Aim:
Pull every line that holds the word "Promoter" from the entries.
======== Material for this task ========
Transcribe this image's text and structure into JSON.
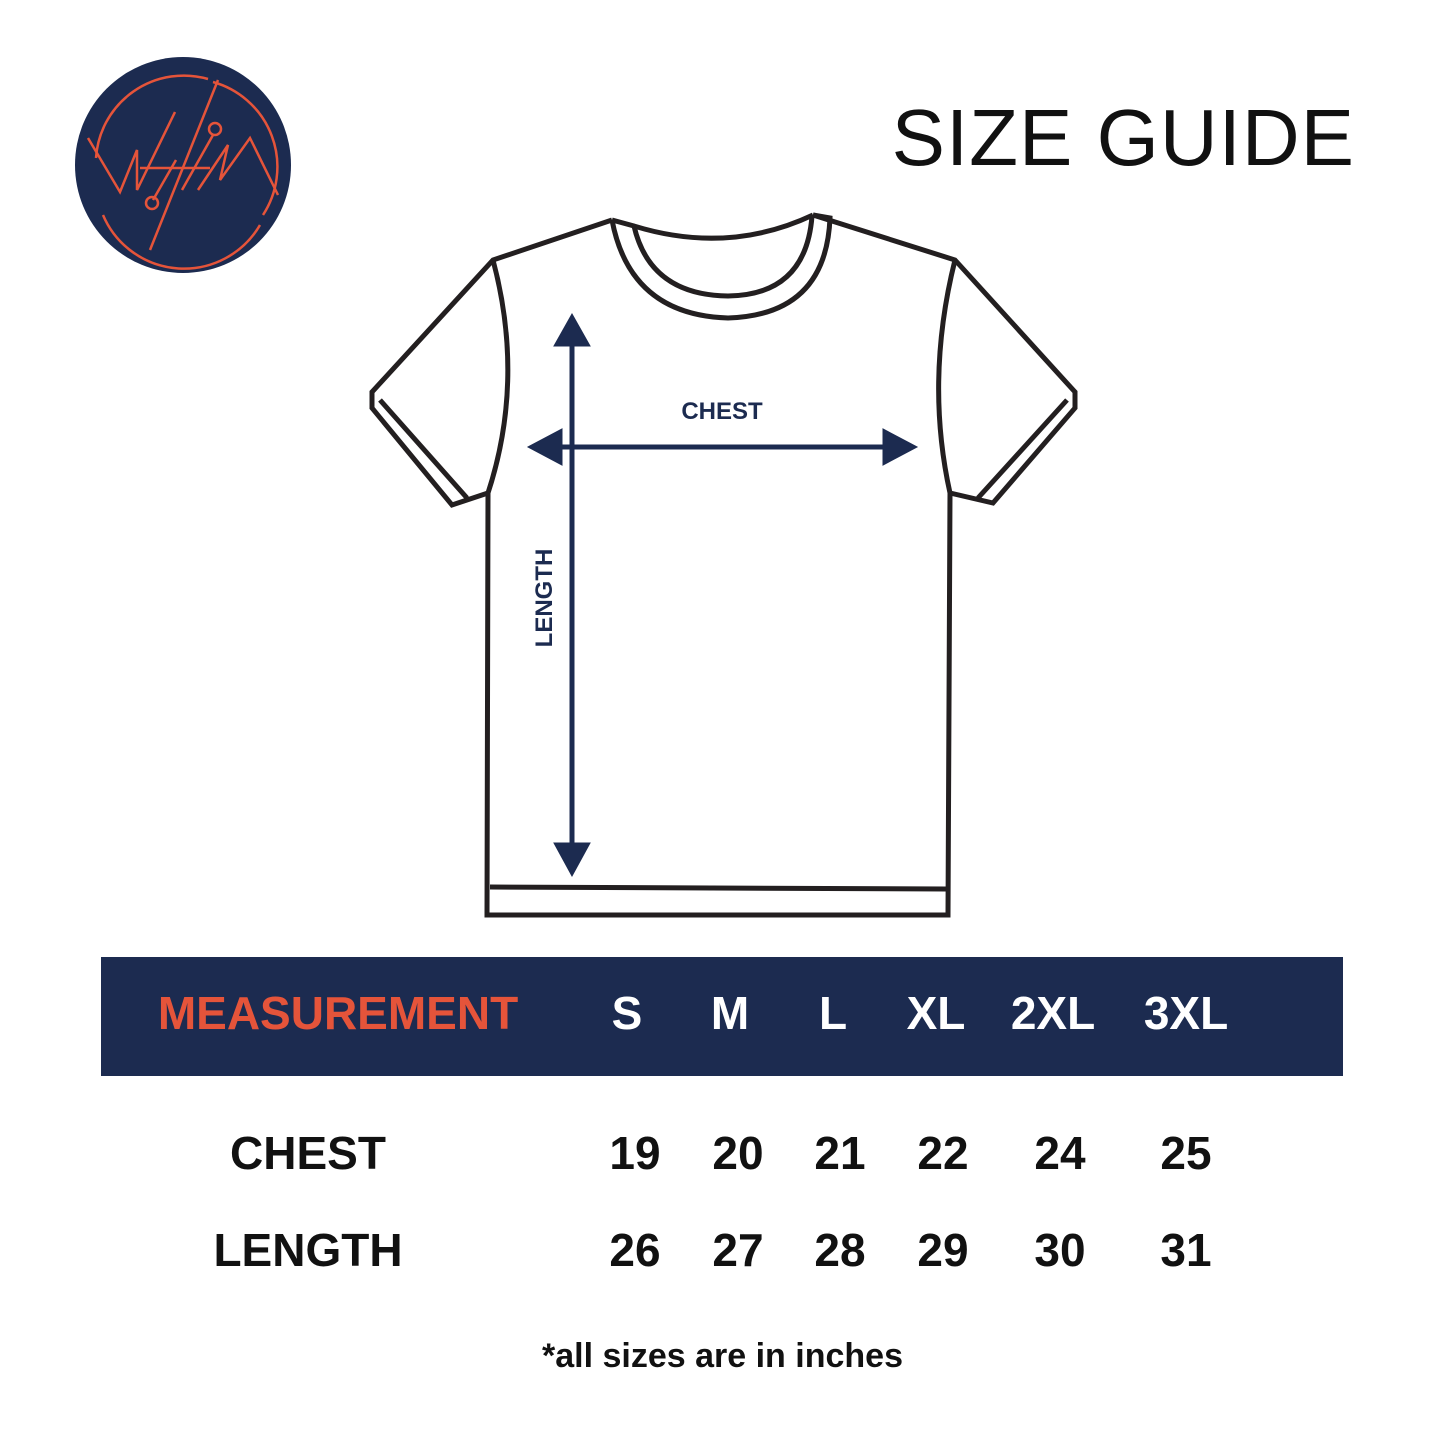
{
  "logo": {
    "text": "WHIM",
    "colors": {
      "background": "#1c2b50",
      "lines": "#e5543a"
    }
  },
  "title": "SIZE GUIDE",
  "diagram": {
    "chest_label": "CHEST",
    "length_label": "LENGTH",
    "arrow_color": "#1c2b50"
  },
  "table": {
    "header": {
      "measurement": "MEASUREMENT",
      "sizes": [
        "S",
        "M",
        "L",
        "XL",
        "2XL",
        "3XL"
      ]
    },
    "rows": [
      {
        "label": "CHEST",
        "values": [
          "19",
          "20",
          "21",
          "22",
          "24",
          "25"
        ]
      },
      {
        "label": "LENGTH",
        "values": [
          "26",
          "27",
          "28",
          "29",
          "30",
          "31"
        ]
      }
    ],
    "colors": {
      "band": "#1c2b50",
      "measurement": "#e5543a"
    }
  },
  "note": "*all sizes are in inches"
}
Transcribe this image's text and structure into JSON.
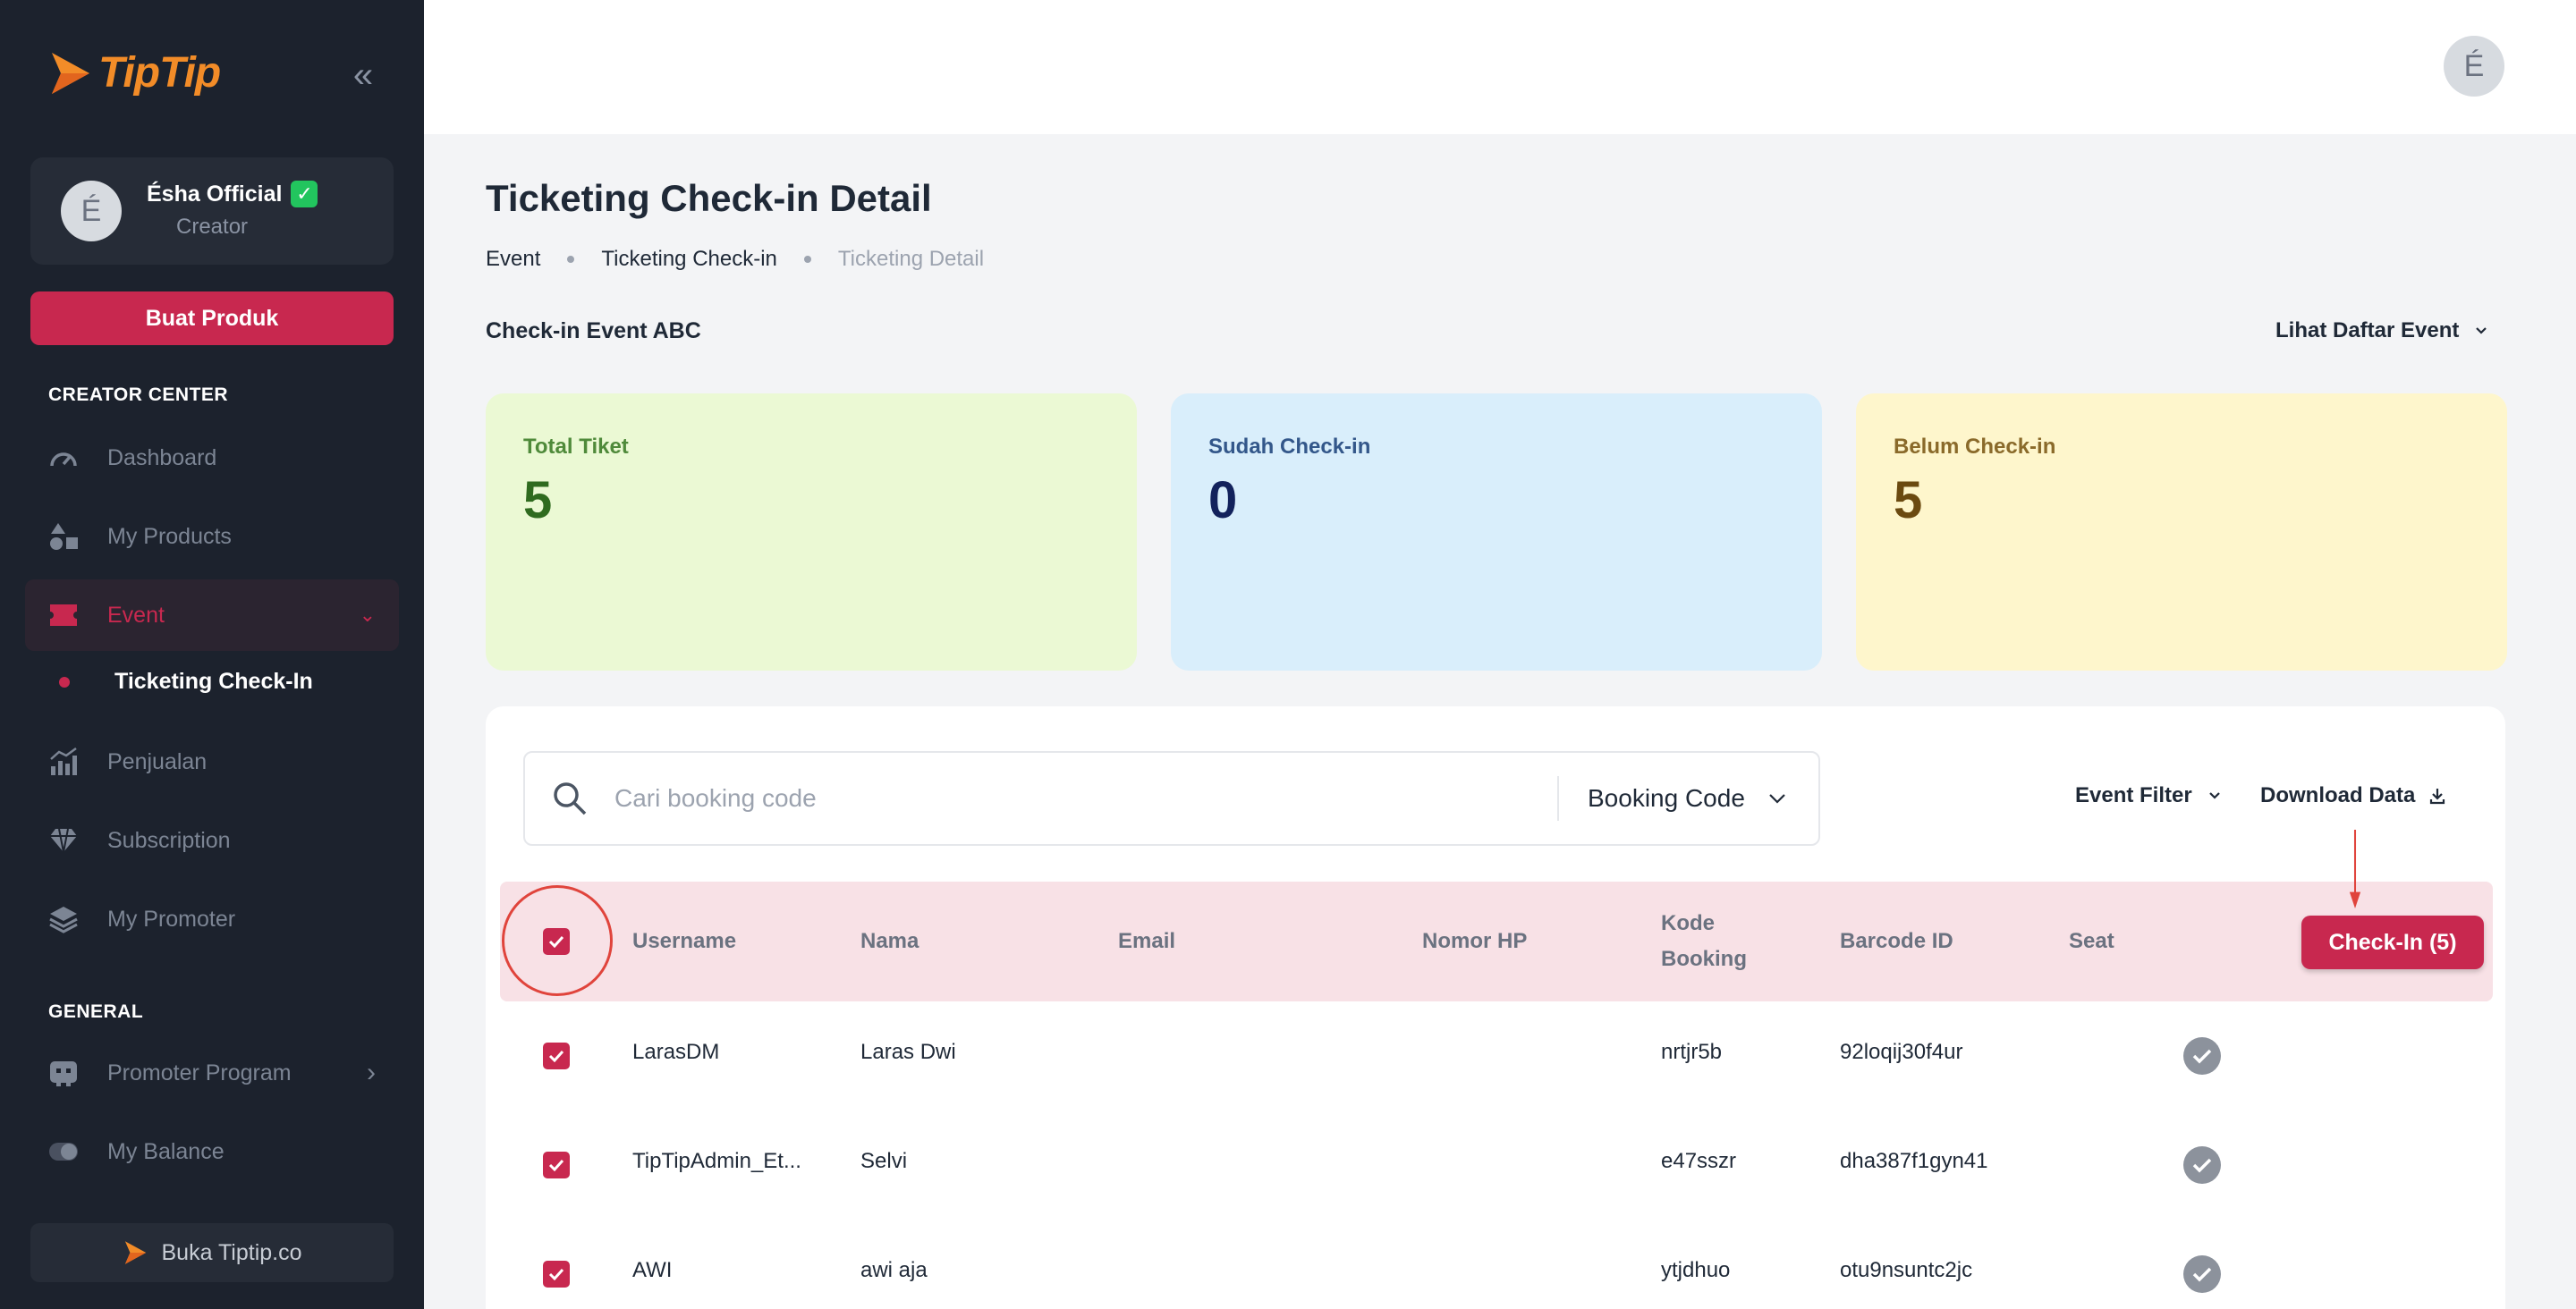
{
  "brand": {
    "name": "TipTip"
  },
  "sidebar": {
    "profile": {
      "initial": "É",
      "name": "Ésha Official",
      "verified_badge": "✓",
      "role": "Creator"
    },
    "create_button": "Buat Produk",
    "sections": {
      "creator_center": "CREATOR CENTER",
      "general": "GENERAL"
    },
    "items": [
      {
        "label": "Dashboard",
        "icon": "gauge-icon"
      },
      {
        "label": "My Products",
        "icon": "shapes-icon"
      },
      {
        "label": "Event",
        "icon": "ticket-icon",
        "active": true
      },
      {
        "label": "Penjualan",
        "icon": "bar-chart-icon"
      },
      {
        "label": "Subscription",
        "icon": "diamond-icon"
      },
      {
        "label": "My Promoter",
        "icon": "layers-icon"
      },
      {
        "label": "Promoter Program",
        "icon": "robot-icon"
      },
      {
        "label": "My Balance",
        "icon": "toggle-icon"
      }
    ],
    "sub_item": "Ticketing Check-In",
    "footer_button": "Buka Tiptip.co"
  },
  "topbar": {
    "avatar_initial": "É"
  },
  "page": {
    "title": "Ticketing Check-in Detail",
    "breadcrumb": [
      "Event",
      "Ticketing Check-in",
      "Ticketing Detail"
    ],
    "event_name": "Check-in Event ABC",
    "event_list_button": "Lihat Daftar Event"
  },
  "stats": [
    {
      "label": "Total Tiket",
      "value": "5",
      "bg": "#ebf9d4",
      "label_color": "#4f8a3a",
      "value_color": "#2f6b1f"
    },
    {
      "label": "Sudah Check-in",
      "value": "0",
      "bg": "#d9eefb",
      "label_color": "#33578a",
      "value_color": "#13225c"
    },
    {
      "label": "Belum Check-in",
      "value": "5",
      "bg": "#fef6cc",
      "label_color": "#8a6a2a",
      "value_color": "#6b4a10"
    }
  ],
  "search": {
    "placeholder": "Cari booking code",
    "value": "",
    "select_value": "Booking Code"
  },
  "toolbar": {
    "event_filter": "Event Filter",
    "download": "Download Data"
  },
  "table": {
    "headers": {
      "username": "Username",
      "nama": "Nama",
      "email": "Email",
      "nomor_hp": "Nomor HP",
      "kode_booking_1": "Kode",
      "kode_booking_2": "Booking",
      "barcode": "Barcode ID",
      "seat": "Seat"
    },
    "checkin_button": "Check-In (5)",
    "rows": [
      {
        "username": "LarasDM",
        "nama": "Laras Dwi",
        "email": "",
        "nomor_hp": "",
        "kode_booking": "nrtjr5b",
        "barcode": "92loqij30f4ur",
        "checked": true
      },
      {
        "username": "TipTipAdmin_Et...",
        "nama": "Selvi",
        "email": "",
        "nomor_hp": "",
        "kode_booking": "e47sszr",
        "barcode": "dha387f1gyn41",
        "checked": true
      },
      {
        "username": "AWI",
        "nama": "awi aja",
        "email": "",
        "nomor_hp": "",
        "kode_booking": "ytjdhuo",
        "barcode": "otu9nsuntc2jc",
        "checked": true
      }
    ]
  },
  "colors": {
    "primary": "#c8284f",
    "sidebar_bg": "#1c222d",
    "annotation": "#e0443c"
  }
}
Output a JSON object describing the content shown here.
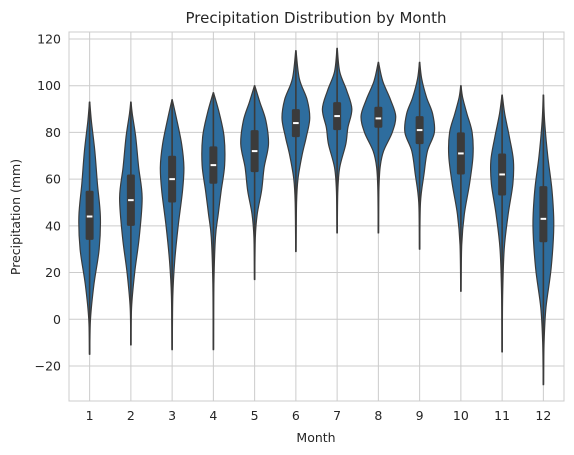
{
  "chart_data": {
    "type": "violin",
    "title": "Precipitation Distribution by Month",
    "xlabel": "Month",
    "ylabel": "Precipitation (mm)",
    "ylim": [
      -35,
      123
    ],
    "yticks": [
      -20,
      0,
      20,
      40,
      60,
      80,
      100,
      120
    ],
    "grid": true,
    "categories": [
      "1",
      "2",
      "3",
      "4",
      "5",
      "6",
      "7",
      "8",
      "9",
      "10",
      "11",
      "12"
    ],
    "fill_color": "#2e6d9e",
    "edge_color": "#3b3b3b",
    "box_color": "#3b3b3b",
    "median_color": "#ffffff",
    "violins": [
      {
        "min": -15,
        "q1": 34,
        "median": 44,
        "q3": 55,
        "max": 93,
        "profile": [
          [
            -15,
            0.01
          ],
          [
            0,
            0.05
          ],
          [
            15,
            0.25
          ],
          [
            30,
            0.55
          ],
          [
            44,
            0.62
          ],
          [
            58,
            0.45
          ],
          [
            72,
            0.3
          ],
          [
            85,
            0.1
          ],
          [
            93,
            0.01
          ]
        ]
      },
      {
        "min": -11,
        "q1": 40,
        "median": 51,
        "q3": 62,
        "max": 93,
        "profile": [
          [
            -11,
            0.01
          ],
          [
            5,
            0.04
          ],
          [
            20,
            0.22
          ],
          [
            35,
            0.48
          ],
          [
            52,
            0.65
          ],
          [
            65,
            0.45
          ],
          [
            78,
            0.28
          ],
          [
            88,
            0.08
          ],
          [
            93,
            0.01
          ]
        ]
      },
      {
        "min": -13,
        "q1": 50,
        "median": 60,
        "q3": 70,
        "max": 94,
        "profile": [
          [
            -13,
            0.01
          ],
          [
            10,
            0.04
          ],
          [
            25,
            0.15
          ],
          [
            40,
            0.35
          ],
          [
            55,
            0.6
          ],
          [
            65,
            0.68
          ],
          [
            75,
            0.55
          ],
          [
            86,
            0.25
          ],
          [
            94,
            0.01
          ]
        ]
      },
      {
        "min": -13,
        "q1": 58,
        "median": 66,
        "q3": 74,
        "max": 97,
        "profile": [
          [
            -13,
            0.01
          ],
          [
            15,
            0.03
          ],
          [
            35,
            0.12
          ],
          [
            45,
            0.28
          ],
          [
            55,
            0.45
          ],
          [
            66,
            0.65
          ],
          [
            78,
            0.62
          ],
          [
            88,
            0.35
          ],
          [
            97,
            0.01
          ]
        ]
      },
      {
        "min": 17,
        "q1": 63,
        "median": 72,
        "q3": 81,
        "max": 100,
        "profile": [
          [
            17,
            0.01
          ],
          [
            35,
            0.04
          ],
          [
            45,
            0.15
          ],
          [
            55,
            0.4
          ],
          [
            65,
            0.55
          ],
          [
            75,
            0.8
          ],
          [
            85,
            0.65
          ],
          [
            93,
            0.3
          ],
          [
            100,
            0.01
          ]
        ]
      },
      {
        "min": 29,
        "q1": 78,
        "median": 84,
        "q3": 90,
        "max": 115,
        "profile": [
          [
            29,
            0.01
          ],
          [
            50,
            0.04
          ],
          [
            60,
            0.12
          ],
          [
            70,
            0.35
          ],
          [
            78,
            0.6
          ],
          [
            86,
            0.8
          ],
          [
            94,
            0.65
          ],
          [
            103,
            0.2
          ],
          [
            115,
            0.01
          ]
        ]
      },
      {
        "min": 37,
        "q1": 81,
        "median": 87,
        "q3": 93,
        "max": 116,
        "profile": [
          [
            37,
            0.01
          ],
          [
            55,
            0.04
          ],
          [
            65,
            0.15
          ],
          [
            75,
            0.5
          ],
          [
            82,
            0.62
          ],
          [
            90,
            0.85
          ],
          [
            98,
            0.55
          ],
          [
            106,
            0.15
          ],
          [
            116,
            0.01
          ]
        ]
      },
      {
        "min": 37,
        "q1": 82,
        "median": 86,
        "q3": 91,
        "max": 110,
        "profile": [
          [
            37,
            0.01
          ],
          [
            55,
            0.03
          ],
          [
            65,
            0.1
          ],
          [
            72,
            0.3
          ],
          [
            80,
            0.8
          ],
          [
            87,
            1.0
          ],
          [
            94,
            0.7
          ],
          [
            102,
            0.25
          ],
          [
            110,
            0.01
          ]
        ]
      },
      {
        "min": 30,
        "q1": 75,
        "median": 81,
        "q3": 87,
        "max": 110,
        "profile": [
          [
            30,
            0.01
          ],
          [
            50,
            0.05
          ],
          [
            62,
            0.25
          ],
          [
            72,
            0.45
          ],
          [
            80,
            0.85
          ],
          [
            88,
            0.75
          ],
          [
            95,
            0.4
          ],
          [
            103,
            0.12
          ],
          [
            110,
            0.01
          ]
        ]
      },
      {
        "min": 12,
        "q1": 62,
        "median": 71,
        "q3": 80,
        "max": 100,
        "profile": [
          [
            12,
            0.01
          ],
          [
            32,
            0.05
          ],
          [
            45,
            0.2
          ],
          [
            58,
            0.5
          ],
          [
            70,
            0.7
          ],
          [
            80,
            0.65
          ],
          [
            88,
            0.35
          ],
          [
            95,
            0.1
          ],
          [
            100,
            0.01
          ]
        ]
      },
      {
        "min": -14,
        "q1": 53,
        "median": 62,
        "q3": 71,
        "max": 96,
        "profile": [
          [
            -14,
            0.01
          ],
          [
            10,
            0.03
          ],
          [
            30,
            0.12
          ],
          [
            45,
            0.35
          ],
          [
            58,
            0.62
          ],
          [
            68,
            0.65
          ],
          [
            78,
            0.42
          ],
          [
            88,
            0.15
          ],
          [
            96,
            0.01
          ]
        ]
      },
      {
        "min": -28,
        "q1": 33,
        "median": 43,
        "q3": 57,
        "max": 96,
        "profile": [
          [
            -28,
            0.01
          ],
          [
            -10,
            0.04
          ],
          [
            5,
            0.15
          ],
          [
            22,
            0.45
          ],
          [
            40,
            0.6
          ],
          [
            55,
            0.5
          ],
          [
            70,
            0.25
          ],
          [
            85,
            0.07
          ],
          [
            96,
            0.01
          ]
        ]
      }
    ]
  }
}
========
Finished task:
        "label": "My Promoter",
        "label": "Promoter Program",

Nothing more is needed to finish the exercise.